[Begin Data]

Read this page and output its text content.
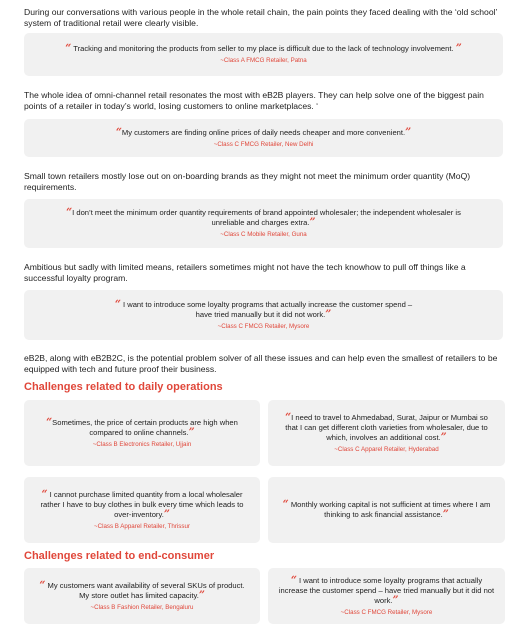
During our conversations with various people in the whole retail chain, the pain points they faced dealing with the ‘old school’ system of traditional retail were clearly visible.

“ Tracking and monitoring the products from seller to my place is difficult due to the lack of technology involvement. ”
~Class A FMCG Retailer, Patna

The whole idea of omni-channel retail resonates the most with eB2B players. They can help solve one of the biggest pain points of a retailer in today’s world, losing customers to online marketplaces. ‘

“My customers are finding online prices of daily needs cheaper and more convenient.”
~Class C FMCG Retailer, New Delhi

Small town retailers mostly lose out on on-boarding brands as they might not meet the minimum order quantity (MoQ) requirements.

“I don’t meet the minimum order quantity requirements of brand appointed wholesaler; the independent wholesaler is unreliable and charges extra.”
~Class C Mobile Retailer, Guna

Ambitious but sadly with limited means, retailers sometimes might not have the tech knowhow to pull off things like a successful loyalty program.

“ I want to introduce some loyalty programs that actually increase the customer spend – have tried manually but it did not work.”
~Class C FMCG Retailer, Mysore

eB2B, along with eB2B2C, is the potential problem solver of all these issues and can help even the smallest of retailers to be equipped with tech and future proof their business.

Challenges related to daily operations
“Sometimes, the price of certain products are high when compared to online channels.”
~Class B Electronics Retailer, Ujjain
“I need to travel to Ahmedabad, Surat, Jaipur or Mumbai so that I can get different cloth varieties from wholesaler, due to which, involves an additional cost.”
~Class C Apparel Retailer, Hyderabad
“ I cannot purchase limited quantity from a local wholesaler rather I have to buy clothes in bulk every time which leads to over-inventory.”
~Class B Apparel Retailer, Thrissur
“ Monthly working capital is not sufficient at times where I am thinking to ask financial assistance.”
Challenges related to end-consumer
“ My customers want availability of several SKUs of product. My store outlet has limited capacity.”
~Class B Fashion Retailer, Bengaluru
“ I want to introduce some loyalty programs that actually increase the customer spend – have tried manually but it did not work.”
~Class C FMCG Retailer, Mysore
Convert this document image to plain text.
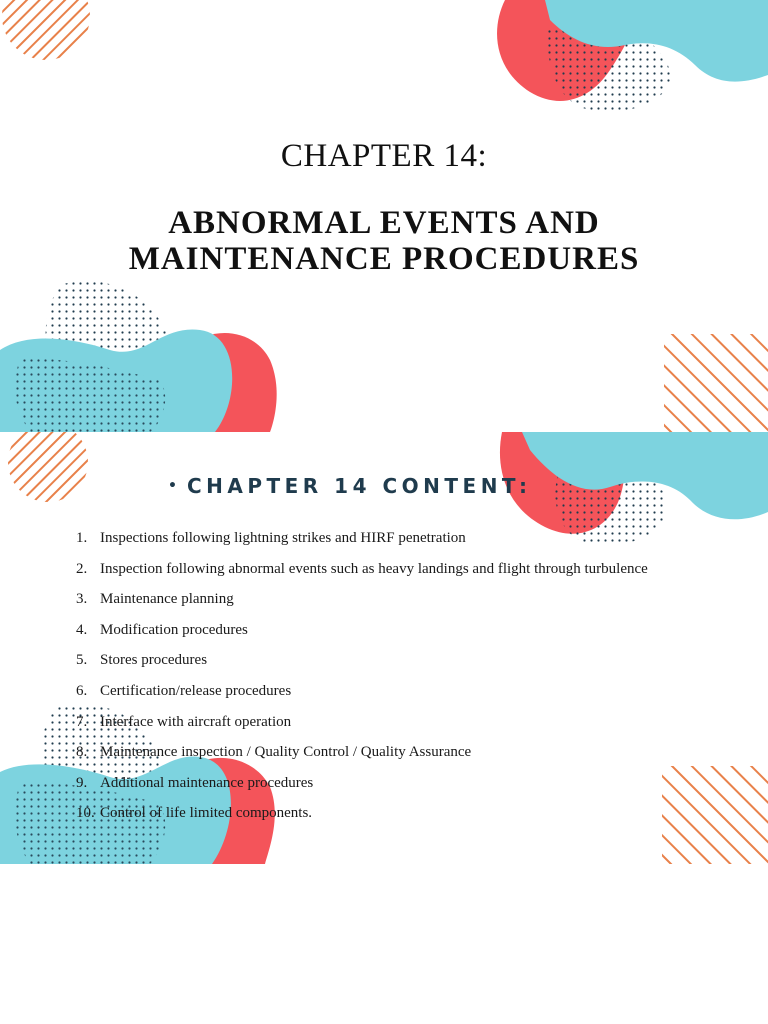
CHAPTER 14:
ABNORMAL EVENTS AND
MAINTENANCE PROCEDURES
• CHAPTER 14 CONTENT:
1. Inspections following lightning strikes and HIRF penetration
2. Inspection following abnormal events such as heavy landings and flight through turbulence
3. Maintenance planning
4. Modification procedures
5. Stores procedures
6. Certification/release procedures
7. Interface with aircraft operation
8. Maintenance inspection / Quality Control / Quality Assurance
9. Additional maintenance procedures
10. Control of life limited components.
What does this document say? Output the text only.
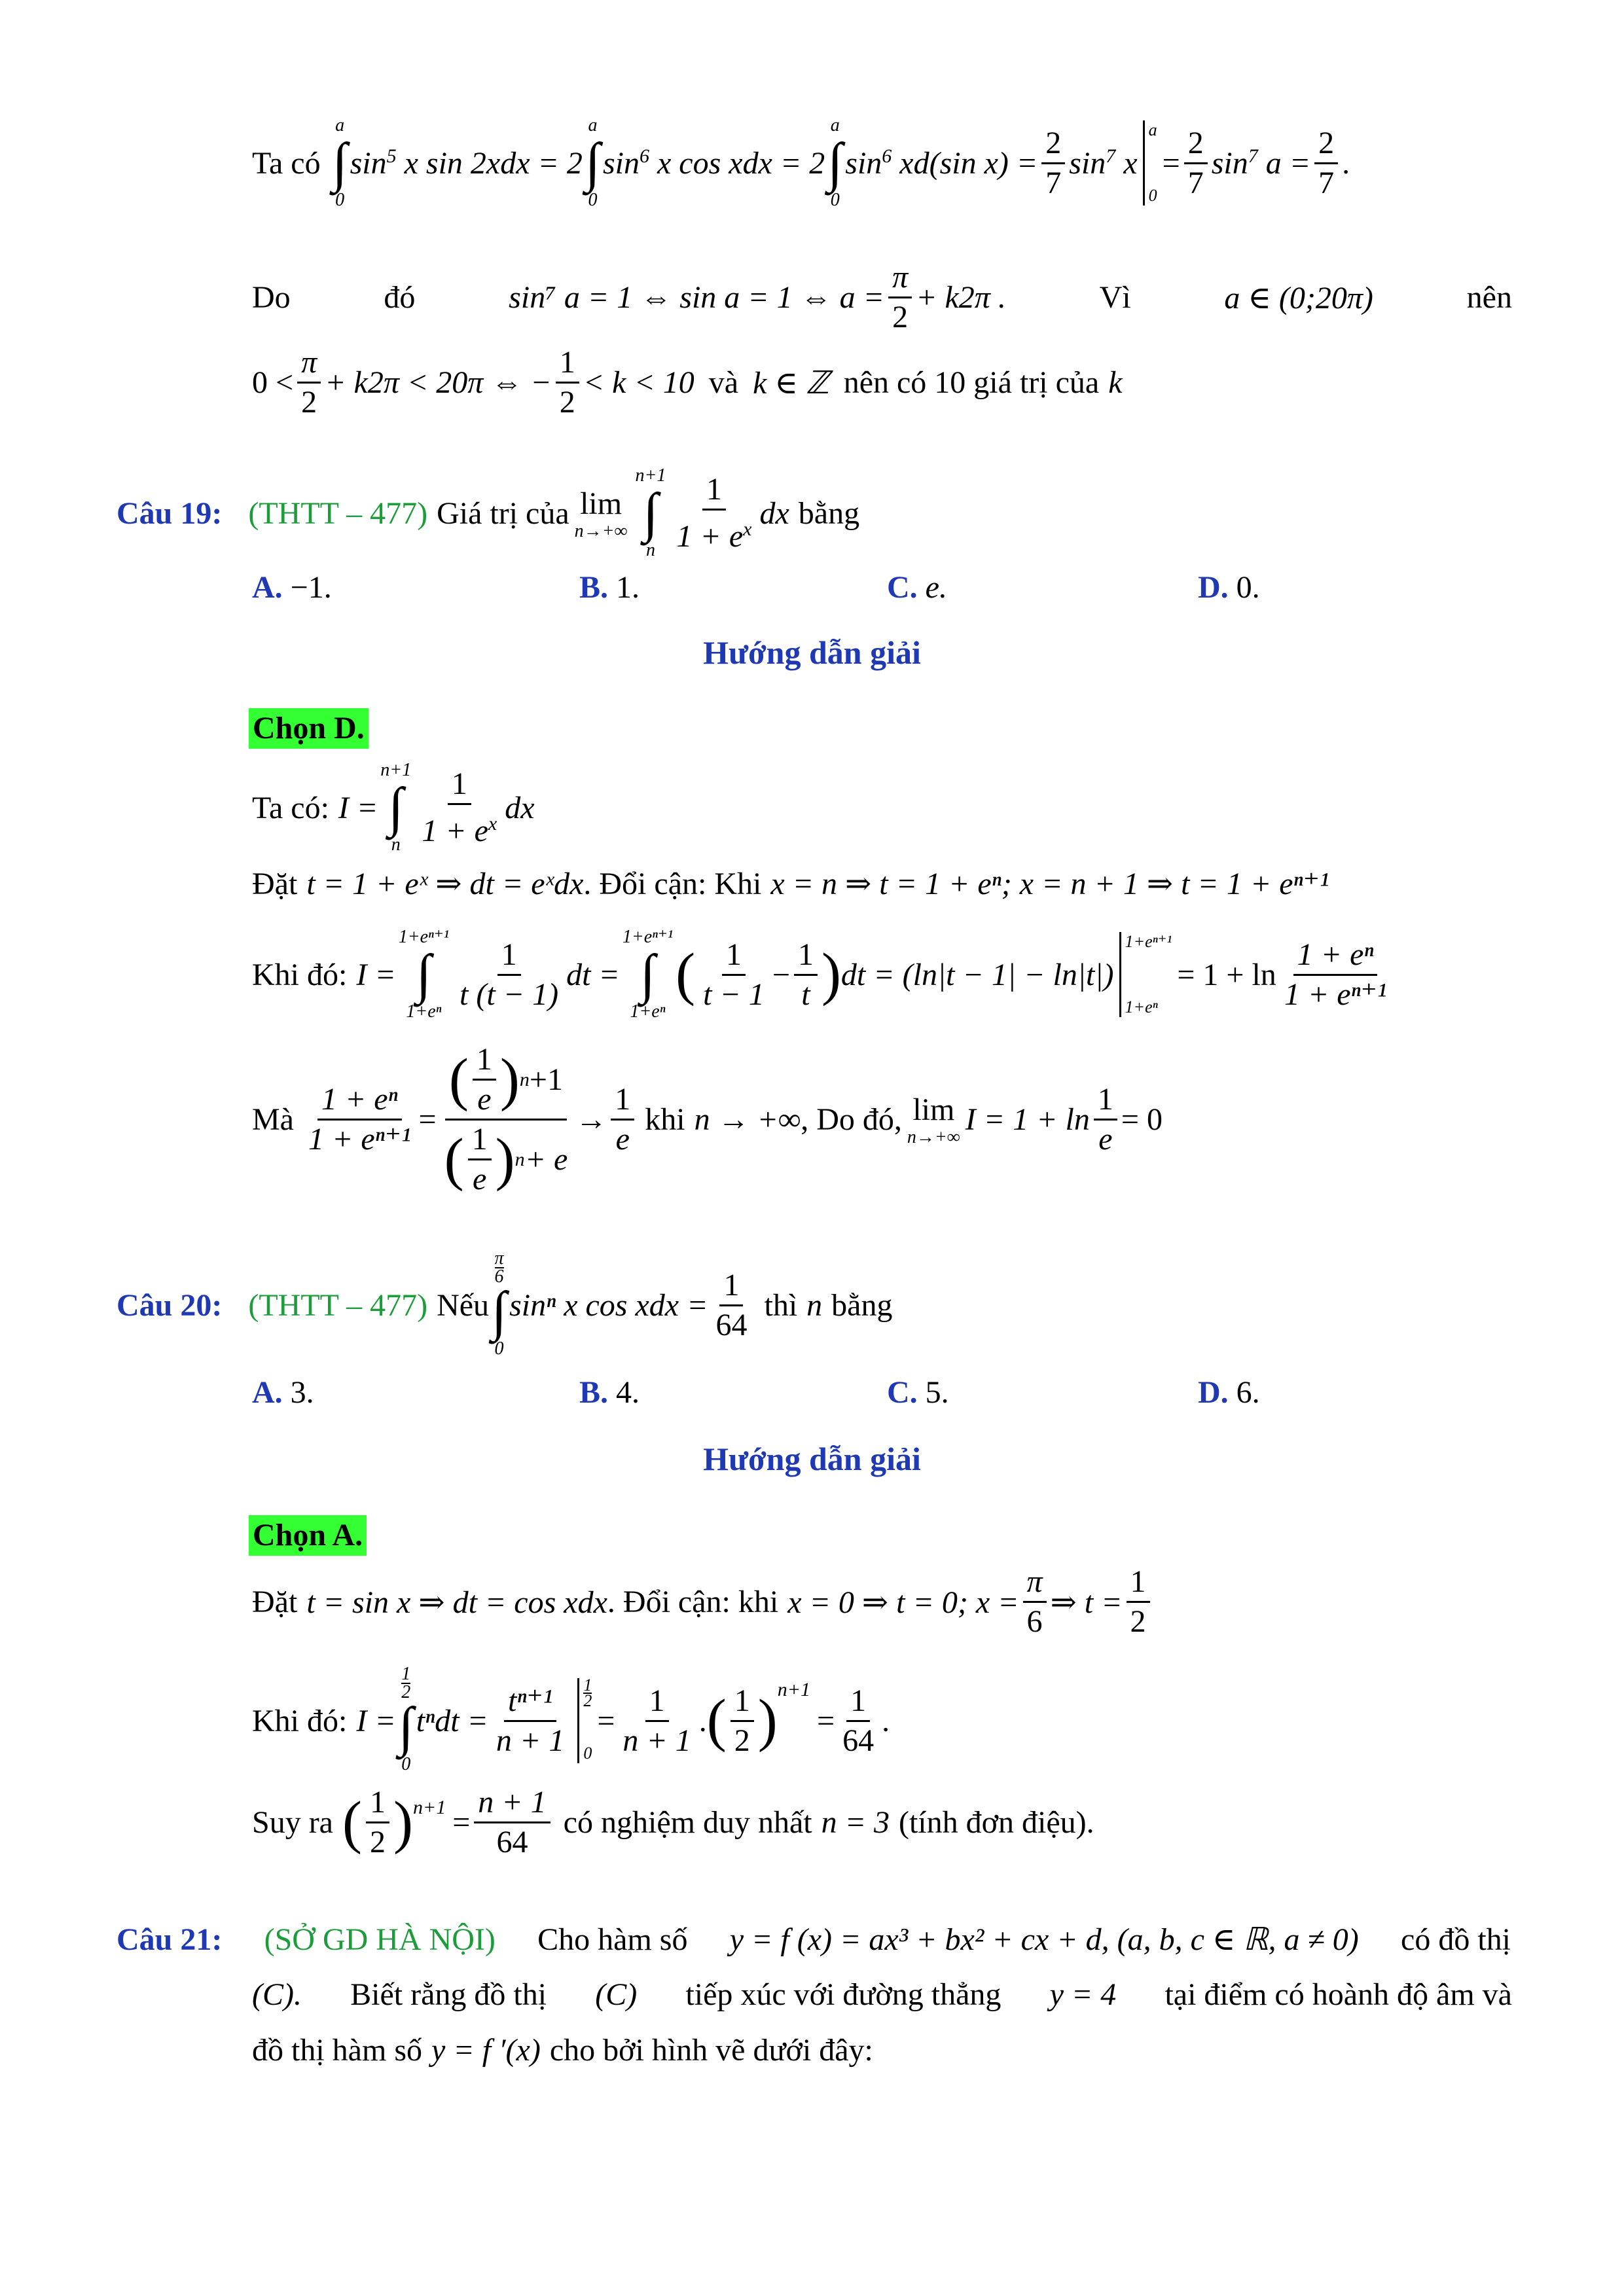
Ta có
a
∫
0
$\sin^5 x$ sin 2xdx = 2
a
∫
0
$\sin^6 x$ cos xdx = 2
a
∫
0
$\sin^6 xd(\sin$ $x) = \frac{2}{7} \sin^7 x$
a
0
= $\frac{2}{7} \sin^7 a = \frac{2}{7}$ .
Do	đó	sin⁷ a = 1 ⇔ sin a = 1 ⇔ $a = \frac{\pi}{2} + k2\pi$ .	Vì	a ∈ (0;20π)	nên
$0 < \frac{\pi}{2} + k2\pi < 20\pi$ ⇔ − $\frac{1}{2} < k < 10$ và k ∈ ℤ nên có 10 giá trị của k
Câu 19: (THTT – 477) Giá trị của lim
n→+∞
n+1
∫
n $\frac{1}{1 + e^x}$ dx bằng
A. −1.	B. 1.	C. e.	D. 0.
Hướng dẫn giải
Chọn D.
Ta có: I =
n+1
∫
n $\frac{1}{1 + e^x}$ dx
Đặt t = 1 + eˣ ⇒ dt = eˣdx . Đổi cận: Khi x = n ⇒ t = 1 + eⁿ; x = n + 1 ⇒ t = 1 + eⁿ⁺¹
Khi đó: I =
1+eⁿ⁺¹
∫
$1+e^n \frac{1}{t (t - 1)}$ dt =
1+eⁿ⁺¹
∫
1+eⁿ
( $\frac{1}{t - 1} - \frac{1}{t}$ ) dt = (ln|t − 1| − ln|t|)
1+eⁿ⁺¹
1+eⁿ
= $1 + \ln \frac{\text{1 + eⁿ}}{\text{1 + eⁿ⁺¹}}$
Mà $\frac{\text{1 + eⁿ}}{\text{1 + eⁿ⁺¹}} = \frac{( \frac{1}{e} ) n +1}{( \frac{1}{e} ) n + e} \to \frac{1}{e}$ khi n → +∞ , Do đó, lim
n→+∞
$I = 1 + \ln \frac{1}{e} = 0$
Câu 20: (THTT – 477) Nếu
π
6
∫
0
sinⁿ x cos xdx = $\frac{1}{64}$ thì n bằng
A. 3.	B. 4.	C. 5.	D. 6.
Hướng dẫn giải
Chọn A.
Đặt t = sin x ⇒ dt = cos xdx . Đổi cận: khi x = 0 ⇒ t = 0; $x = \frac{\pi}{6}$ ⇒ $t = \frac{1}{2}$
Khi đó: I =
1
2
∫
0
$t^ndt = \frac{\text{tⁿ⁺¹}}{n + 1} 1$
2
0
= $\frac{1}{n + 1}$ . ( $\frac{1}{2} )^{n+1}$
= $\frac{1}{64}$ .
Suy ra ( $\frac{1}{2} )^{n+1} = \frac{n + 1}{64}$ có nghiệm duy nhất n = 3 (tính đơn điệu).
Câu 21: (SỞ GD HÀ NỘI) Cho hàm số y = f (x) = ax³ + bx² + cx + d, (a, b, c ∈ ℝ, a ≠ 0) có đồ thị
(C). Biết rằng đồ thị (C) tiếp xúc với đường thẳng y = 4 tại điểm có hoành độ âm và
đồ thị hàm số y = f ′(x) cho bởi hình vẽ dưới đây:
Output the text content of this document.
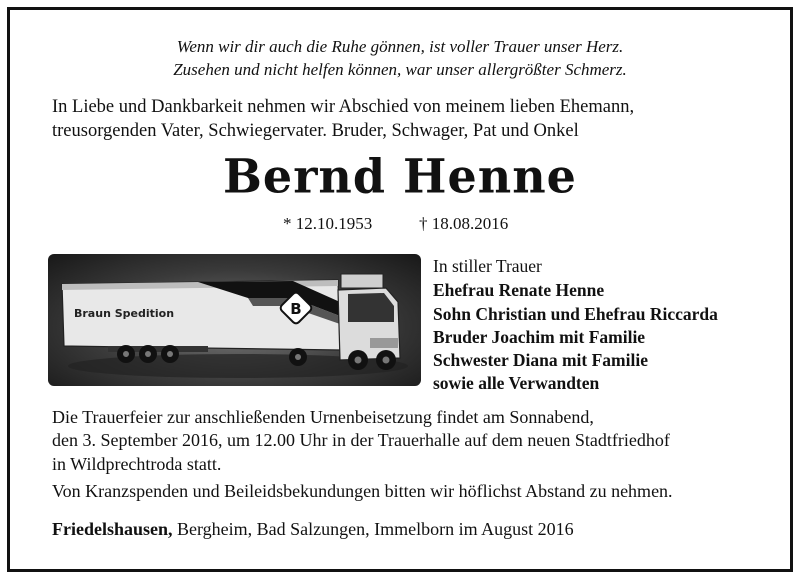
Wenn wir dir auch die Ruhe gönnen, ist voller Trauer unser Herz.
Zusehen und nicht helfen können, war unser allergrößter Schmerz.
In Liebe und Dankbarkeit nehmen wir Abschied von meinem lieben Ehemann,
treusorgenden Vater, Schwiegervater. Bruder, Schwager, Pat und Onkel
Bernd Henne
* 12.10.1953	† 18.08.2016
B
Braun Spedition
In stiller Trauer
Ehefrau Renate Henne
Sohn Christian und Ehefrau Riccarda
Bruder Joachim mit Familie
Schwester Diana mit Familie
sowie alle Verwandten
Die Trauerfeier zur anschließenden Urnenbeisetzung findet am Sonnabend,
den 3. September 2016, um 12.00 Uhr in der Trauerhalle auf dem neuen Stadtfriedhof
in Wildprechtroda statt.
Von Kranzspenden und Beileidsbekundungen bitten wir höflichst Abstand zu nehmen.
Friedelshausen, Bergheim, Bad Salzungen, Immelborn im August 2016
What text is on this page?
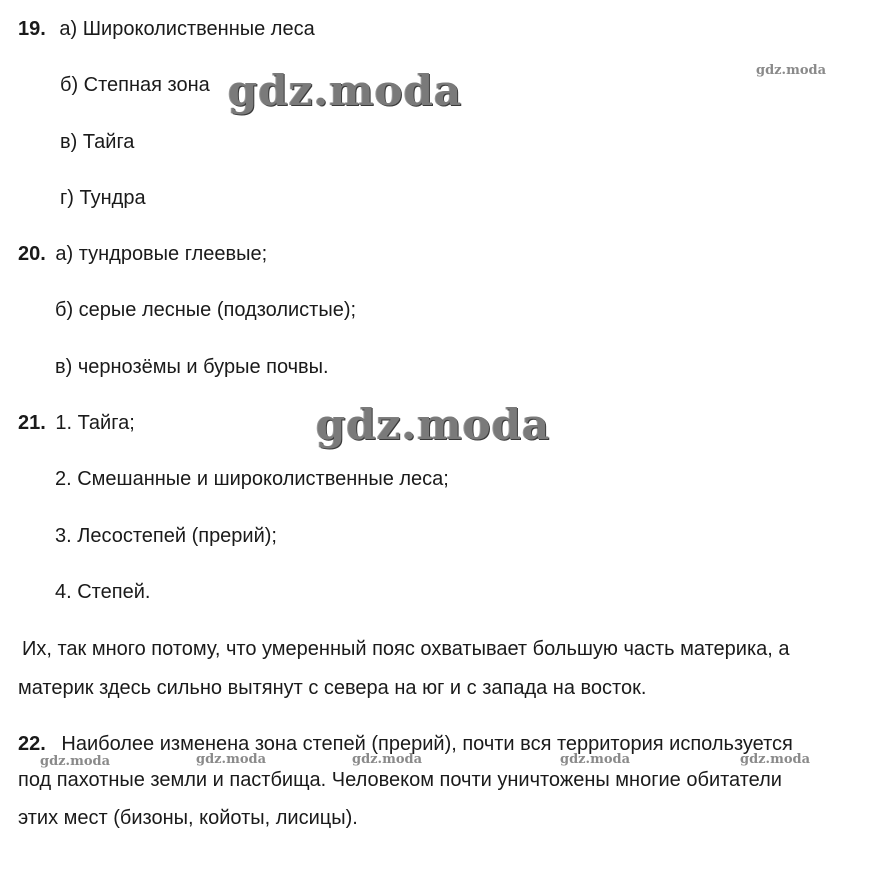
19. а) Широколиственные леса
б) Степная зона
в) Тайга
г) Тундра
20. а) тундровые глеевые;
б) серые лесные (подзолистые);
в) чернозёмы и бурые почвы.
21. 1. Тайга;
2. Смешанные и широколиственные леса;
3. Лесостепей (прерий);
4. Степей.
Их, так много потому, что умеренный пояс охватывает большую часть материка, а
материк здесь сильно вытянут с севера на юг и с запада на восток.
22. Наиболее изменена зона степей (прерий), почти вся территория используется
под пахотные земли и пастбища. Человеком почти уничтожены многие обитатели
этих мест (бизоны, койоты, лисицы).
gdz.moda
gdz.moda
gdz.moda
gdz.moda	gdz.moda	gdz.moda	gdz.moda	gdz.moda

[End Data]

Written problem:
Output nothing but the lines from the line with "Output the text content of this document." through the last line of the material above, please, word for word and without the pictures.

Answer for the task:
Output the text content of this document.
Wenn wir dir auch die Ruhe gönnen, ist voller Trauer unser Herz.
Zusehen und nicht helfen können, war unser allergrößter Schmerz.
In Liebe und Dankbarkeit nehmen wir Abschied von meinem lieben Ehemann,
treusorgenden Vater, Schwiegervater. Bruder, Schwager, Pat und Onkel
Bernd Henne
* 12.10.1953	† 18.08.2016
B
Braun Spedition
In stiller Trauer
Ehefrau Renate Henne
Sohn Christian und Ehefrau Riccarda
Bruder Joachim mit Familie
Schwester Diana mit Familie
sowie alle Verwandten
Die Trauerfeier zur anschließenden Urnenbeisetzung findet am Sonnabend,
den 3. September 2016, um 12.00 Uhr in der Trauerhalle auf dem neuen Stadtfriedhof
in Wildprechtroda statt.
Von Kranzspenden und Beileidsbekundungen bitten wir höflichst Abstand zu nehmen.
Friedelshausen, Bergheim, Bad Salzungen, Immelborn im August 2016
What text is on this page?
19. а) Широколиственные леса
б) Степная зона
в) Тайга
г) Тундра
20. а) тундровые глеевые;
б) серые лесные (подзолистые);
в) чернозёмы и бурые почвы.
21. 1. Тайга;
2. Смешанные и широколиственные леса;
3. Лесостепей (прерий);
4. Степей.
Их, так много потому, что умеренный пояс охватывает большую часть материка, а
материк здесь сильно вытянут с севера на юг и с запада на восток.
22. Наиболее изменена зона степей (прерий), почти вся территория используется
под пахотные земли и пастбища. Человеком почти уничтожены многие обитатели
этих мест (бизоны, койоты, лисицы).
gdz.moda
gdz.moda
gdz.moda
gdz.moda	gdz.moda	gdz.moda	gdz.moda	gdz.moda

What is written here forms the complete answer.